What the task requires: Transcribe the listing verbatim. Do not carry over any pictures.

Source data:
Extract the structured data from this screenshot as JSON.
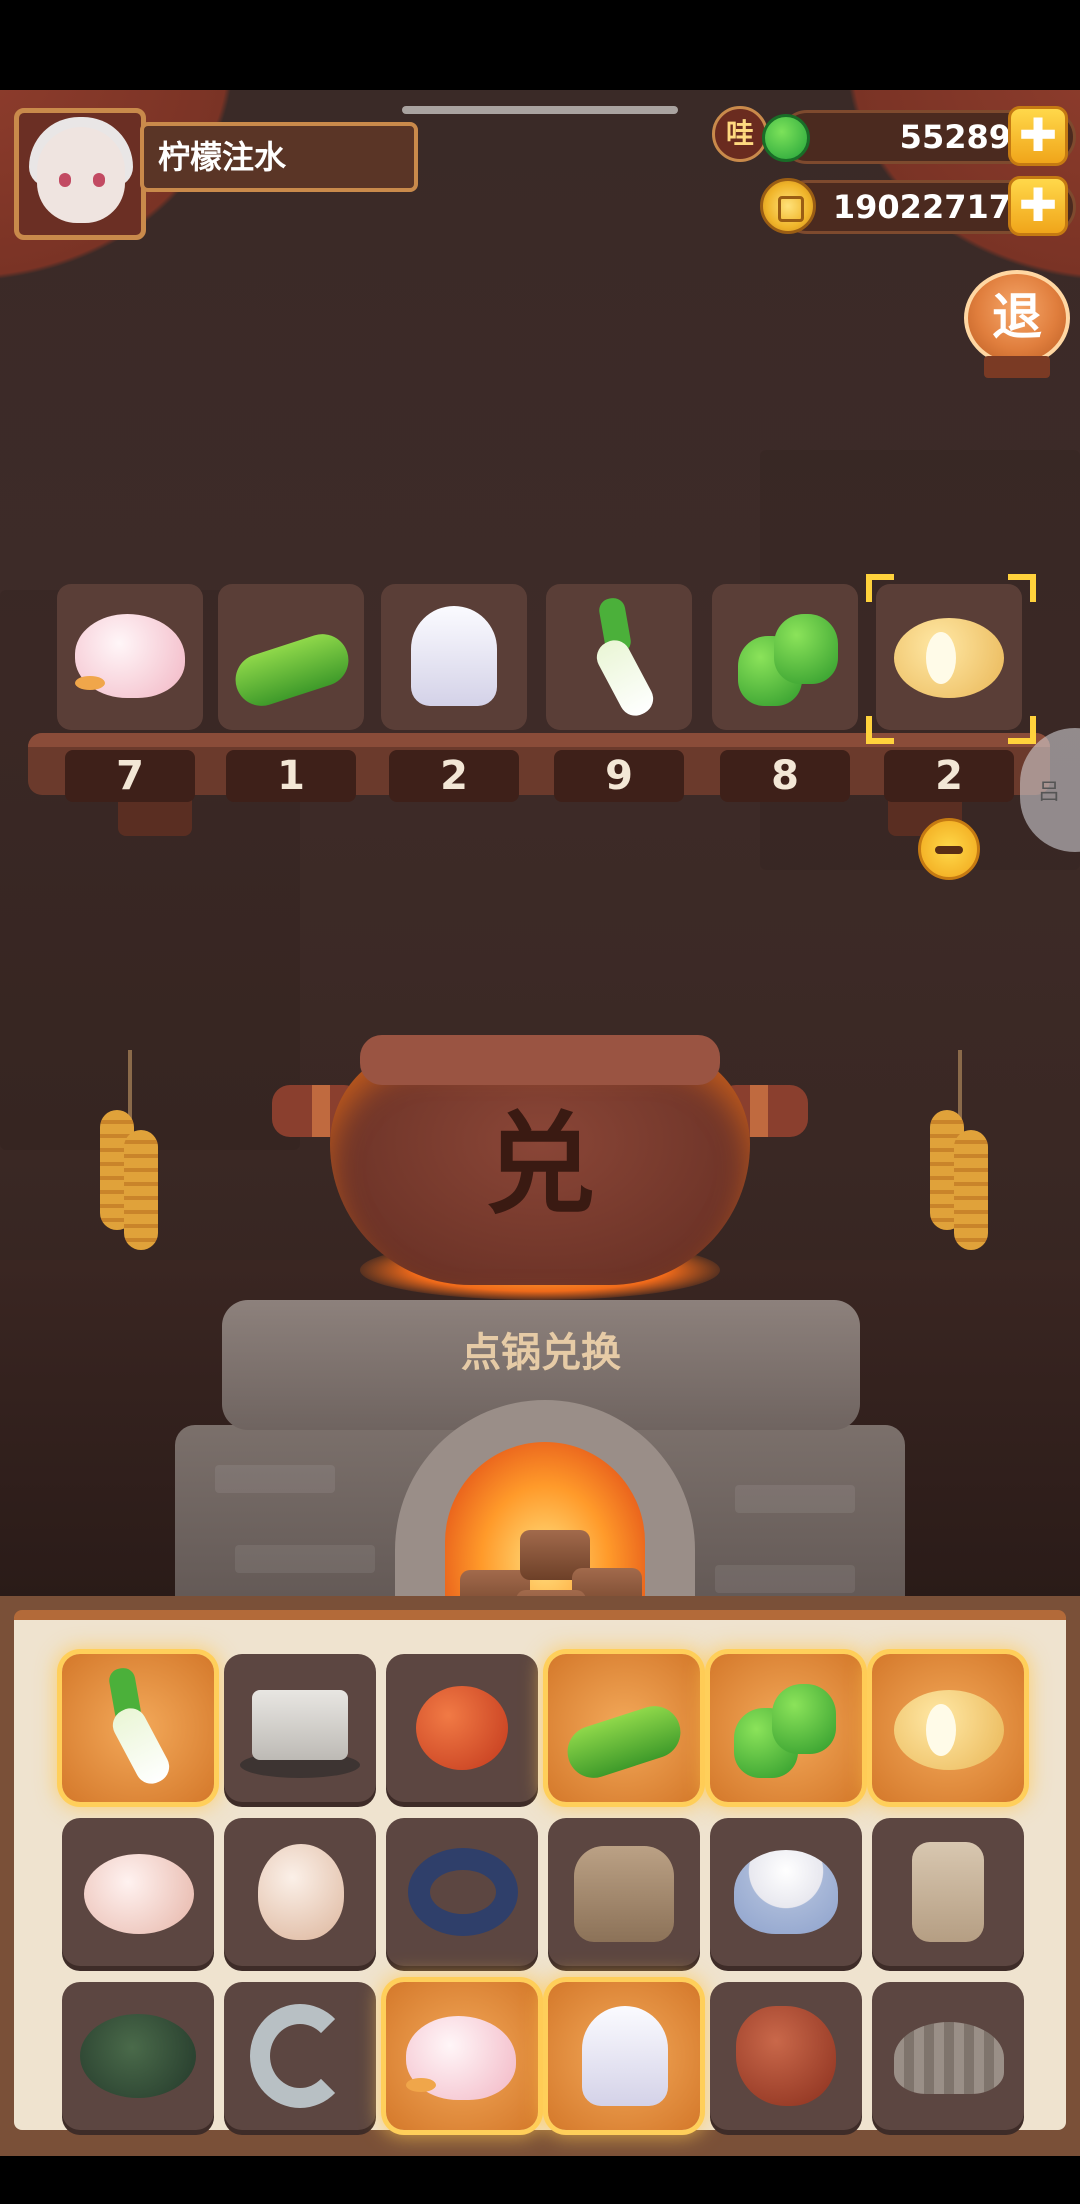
{
  "player": {
    "name": "柠檬注水"
  },
  "currency": {
    "gems": "55289",
    "coins": "19022717",
    "wa_label": "哇",
    "add_symbol": "✚"
  },
  "buttons": {
    "exit_label": "退"
  },
  "shelf": {
    "items": [
      {
        "icon": "goose-icon",
        "count": "7"
      },
      {
        "icon": "cucumber-icon",
        "count": "1"
      },
      {
        "icon": "squid-icon",
        "count": "2"
      },
      {
        "icon": "leek-icon",
        "count": "9"
      },
      {
        "icon": "green-pepper-icon",
        "count": "8"
      },
      {
        "icon": "potato-icon",
        "count": "2"
      }
    ],
    "selected_index": 5
  },
  "pot": {
    "character": "兑",
    "action_label": "点锅兑换"
  },
  "side_handle": {
    "label": "吕"
  },
  "inventory": {
    "rows": [
      [
        "leek-icon",
        "tofu-icon",
        "tomato-icon",
        "cucumber-icon",
        "green-pepper-icon",
        "potato-icon"
      ],
      [
        "chicken-icon",
        "egg-icon",
        "fish-icon",
        "flour-sack-icon",
        "rice-bowl-icon",
        "jar-icon"
      ],
      [
        "crab-icon",
        "shrimp-icon",
        "goose-icon",
        "squid-icon",
        "meat-icon",
        "clam-icon"
      ]
    ],
    "selected": [
      "leek-icon",
      "cucumber-icon",
      "green-pepper-icon",
      "potato-icon",
      "goose-icon",
      "squid-icon"
    ]
  },
  "colors": {
    "accent": "#ffcf5a",
    "panel": "#efe3cf",
    "background": "#3a2a27"
  }
}
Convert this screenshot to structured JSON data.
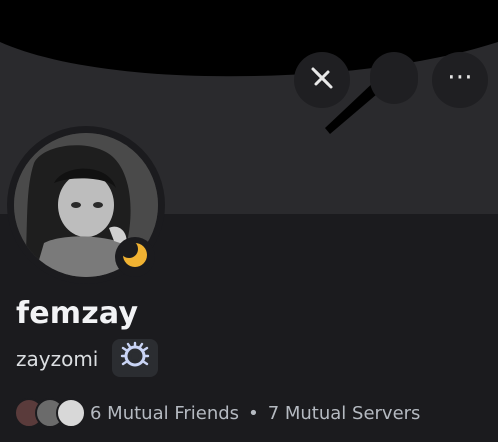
{
  "profile": {
    "display_name": "femzay",
    "username": "zayzomi",
    "status": "idle"
  },
  "header": {
    "buttons": [
      {
        "icon": "mute-icon"
      },
      {
        "icon": "more-icon",
        "label": "⋯"
      }
    ]
  },
  "mutual": {
    "friends": "6 Mutual Friends",
    "separator": "•",
    "servers": "7 Mutual Servers"
  },
  "colors": {
    "background": "#1b1b1e",
    "banner": "#2a2a2d",
    "idle": "#f0b232",
    "text_primary": "#f2f3f5",
    "text_muted": "#b5bac1"
  }
}
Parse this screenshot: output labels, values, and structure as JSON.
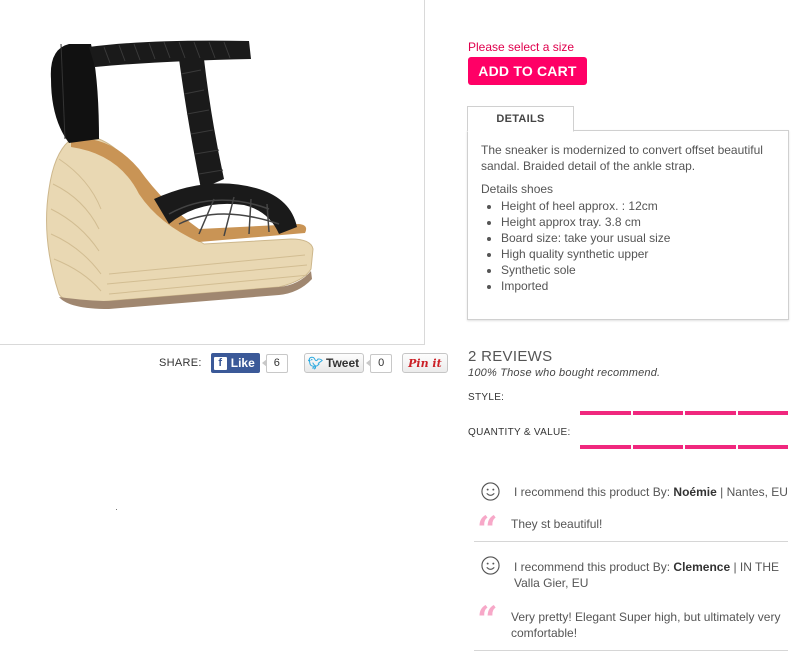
{
  "product": {
    "image_alt": "black braided wedge sandal"
  },
  "share": {
    "label": "SHARE:",
    "like_label": "Like",
    "like_count": "6",
    "tweet_label": "Tweet",
    "tweet_count": "0",
    "pin_label": "Pin it"
  },
  "purchase": {
    "size_warning": "Please select a size",
    "add_to_cart_label": "ADD TO CART"
  },
  "details": {
    "tab_label": "DETAILS",
    "description": "The sneaker is modernized to convert offset beautiful sandal. Braided detail of the ankle strap.",
    "heading": "Details shoes",
    "items": [
      "Height of heel approx. : 12cm",
      "Height approx tray. 3.8 cm",
      "Board size: take your usual size",
      "High quality synthetic upper",
      "Synthetic sole",
      "Imported"
    ]
  },
  "reviews": {
    "title": "2 REVIEWS",
    "summary": "100% Those who bought recommend.",
    "ratings": [
      {
        "label": "STYLE:",
        "segments_filled": 4,
        "segments_total": 4
      },
      {
        "label": "QUANTITY & VALUE:",
        "segments_filled": 4,
        "segments_total": 4
      }
    ],
    "bar_color": "#f0287e",
    "items": [
      {
        "recommend_text": "I recommend this product By:",
        "author": "Noémie",
        "location": "| Nantes, EU",
        "text": "They st beautiful!"
      },
      {
        "recommend_text": "I recommend this product By:",
        "author": "Clemence",
        "location": "| IN THE Valla Gier, EU",
        "text": "Very pretty! Elegant Super high, but ultimately very comfortable!"
      }
    ]
  },
  "colors": {
    "accent": "#ff0066",
    "warning": "#e0004d",
    "facebook": "#3b5998"
  }
}
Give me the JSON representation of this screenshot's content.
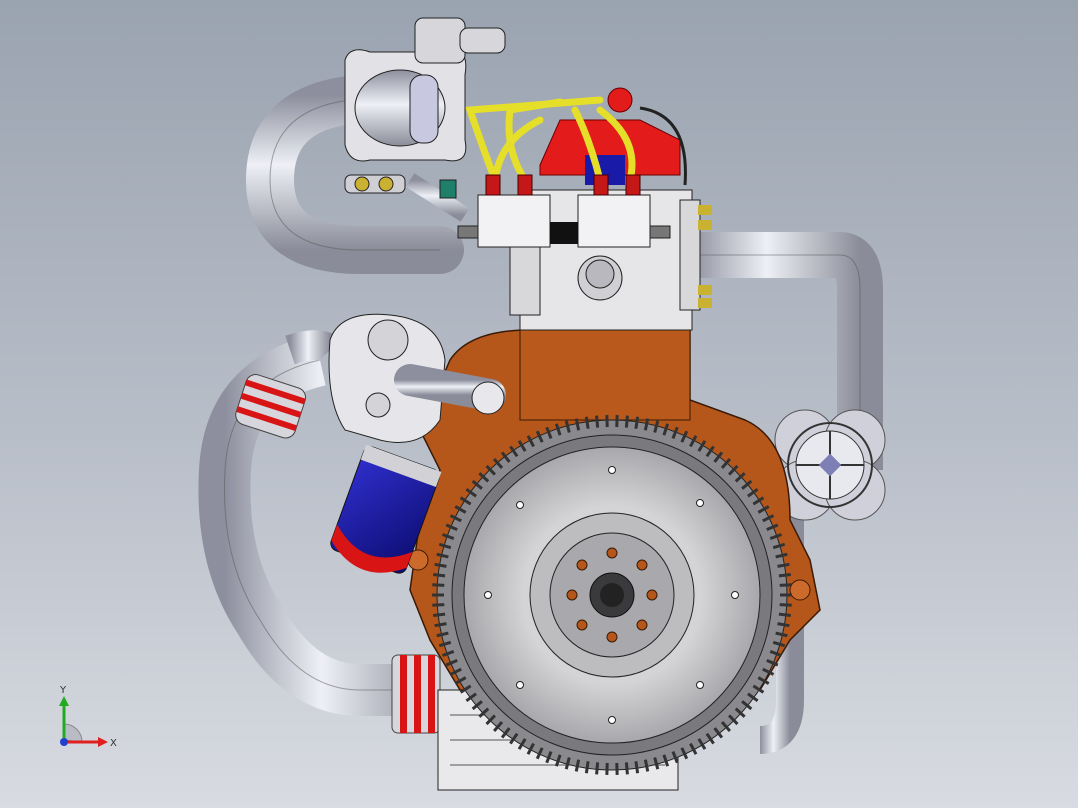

Task answer:
Extract the structured data from this screenshot as JSON.
{
  "player": {
    "name": "柠檬注水"
  },
  "currency": {
    "gems": "55289",
    "coins": "19022717",
    "wa_label": "哇",
    "add_symbol": "✚"
  },
  "buttons": {
    "exit_label": "退"
  },
  "shelf": {
    "items": [
      {
        "icon": "goose-icon",
        "count": "7"
      },
      {
        "icon": "cucumber-icon",
        "count": "1"
      },
      {
        "icon": "squid-icon",
        "count": "2"
      },
      {
        "icon": "leek-icon",
        "count": "9"
      },
      {
        "icon": "green-pepper-icon",
        "count": "8"
      },
      {
        "icon": "potato-icon",
        "count": "2"
      }
    ],
    "selected_index": 5
  },
  "pot": {
    "character": "兑",
    "action_label": "点锅兑换"
  },
  "side_handle": {
    "label": "吕"
  },
  "inventory": {
    "rows": [
      [
        "leek-icon",
        "tofu-icon",
        "tomato-icon",
        "cucumber-icon",
        "green-pepper-icon",
        "potato-icon"
      ],
      [
        "chicken-icon",
        "egg-icon",
        "fish-icon",
        "flour-sack-icon",
        "rice-bowl-icon",
        "jar-icon"
      ],
      [
        "crab-icon",
        "shrimp-icon",
        "goose-icon",
        "squid-icon",
        "meat-icon",
        "clam-icon"
      ]
    ],
    "selected": [
      "leek-icon",
      "cucumber-icon",
      "green-pepper-icon",
      "potato-icon",
      "goose-icon",
      "squid-icon"
    ]
  },
  "colors": {
    "accent": "#ffcf5a",
    "panel": "#efe3cf",
    "background": "#3a2a27"
  }
}
Convert this screenshot to structured JSON data.
{
  "profile": {
    "display_name": "femzay",
    "username": "zayzomi",
    "status": "idle"
  },
  "header": {
    "buttons": [
      {
        "icon": "mute-icon"
      },
      {
        "icon": "more-icon",
        "label": "⋯"
      }
    ]
  },
  "mutual": {
    "friends": "6 Mutual Friends",
    "separator": "•",
    "servers": "7 Mutual Servers"
  },
  "colors": {
    "background": "#1b1b1e",
    "banner": "#2a2a2d",
    "idle": "#f0b232",
    "text_primary": "#f2f3f5",
    "text_muted": "#b5bac1"
  }
}
Parse this screenshot: output labels, values, and structure as JSON.
{
  "product": {
    "image_alt": "black braided wedge sandal"
  },
  "share": {
    "label": "SHARE:",
    "like_label": "Like",
    "like_count": "6",
    "tweet_label": "Tweet",
    "tweet_count": "0",
    "pin_label": "Pin it"
  },
  "purchase": {
    "size_warning": "Please select a size",
    "add_to_cart_label": "ADD TO CART"
  },
  "details": {
    "tab_label": "DETAILS",
    "description": "The sneaker is modernized to convert offset beautiful sandal. Braided detail of the ankle strap.",
    "heading": "Details shoes",
    "items": [
      "Height of heel approx. : 12cm",
      "Height approx tray. 3.8 cm",
      "Board size: take your usual size",
      "High quality synthetic upper",
      "Synthetic sole",
      "Imported"
    ]
  },
  "reviews": {
    "title": "2 REVIEWS",
    "summary": "100% Those who bought recommend.",
    "ratings": [
      {
        "label": "STYLE:",
        "segments_filled": 4,
        "segments_total": 4
      },
      {
        "label": "QUANTITY & VALUE:",
        "segments_filled": 4,
        "segments_total": 4
      }
    ],
    "bar_color": "#f0287e",
    "items": [
      {
        "recommend_text": "I recommend this product By:",
        "author": "Noémie",
        "location": "| Nantes, EU",
        "text": "They st beautiful!"
      },
      {
        "recommend_text": "I recommend this product By:",
        "author": "Clemence",
        "location": "| IN THE Valla Gier, EU",
        "text": "Very pretty! Elegant Super high, but ultimately very comfortable!"
      }
    ]
  },
  "colors": {
    "accent": "#ff0066",
    "warning": "#e0004d",
    "facebook": "#3b5998"
  }
}
Give me the JSON representation of this screenshot's content.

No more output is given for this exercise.